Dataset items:
-*-

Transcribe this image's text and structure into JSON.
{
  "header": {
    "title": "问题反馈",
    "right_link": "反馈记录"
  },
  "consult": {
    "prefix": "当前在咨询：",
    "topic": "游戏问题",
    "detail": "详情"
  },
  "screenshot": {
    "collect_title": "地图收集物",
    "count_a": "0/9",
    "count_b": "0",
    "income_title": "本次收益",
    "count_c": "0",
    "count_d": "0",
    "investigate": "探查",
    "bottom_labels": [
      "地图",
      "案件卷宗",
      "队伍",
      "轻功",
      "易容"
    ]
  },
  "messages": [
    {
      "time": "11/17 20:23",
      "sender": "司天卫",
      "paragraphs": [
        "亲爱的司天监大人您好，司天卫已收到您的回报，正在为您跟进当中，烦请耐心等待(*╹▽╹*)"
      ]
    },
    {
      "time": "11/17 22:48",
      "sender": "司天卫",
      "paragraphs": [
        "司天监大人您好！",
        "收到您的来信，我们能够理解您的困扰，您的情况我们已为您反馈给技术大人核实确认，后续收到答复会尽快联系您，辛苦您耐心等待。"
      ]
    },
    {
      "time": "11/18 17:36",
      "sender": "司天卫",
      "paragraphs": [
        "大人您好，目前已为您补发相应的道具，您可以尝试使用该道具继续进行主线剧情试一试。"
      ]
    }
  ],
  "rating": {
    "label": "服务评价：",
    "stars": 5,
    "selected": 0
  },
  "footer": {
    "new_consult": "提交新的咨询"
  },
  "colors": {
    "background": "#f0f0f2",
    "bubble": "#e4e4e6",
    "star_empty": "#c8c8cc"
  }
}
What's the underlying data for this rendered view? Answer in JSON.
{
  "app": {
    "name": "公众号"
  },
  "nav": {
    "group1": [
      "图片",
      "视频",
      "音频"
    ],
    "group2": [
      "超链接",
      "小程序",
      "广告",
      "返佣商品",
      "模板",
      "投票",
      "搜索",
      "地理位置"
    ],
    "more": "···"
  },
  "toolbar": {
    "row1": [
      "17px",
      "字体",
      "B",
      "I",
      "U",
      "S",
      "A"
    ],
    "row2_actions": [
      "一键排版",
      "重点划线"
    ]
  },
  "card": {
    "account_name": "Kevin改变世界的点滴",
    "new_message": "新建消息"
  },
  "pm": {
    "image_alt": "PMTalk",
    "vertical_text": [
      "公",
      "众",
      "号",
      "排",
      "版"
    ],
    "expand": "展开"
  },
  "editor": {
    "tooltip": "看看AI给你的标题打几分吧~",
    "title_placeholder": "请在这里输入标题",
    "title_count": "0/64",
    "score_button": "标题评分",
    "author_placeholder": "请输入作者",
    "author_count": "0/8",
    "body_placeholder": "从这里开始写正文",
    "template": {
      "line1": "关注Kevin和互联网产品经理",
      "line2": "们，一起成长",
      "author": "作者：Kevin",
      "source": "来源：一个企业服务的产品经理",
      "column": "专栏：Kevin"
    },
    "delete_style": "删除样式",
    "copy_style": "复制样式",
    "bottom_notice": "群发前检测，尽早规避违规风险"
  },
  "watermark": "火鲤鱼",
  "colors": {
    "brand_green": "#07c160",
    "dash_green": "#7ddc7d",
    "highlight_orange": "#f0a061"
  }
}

-*-

● REQUIRED WORK: Keep only the lines from the one containing "What's the underlying" to the end of the entries, and repeat them exactly.

● WRITTEN SOLUTION:
What's the underlying data for this rendered view? Answer in JSON.
{
  "app": {
    "name": "公众号"
  },
  "nav": {
    "group1": [
      "图片",
      "视频",
      "音频"
    ],
    "group2": [
      "超链接",
      "小程序",
      "广告",
      "返佣商品",
      "模板",
      "投票",
      "搜索",
      "地理位置"
    ],
    "more": "···"
  },
  "toolbar": {
    "row1": [
      "17px",
      "字体",
      "B",
      "I",
      "U",
      "S",
      "A"
    ],
    "row2_actions": [
      "一键排版",
      "重点划线"
    ]
  },
  "card": {
    "account_name": "Kevin改变世界的点滴",
    "new_message": "新建消息"
  },
  "pm": {
    "image_alt": "PMTalk",
    "vertical_text": [
      "公",
      "众",
      "号",
      "排",
      "版"
    ],
    "expand": "展开"
  },
  "editor": {
    "tooltip": "看看AI给你的标题打几分吧~",
    "title_placeholder": "请在这里输入标题",
    "title_count": "0/64",
    "score_button": "标题评分",
    "author_placeholder": "请输入作者",
    "author_count": "0/8",
    "body_placeholder": "从这里开始写正文",
    "template": {
      "line1": "关注Kevin和互联网产品经理",
      "line2": "们，一起成长",
      "author": "作者：Kevin",
      "source": "来源：一个企业服务的产品经理",
      "column": "专栏：Kevin"
    },
    "delete_style": "删除样式",
    "copy_style": "复制样式",
    "bottom_notice": "群发前检测，尽早规避违规风险"
  },
  "watermark": "火鲤鱼",
  "colors": {
    "brand_green": "#07c160",
    "dash_green": "#7ddc7d",
    "highlight_orange": "#f0a061"
  }
}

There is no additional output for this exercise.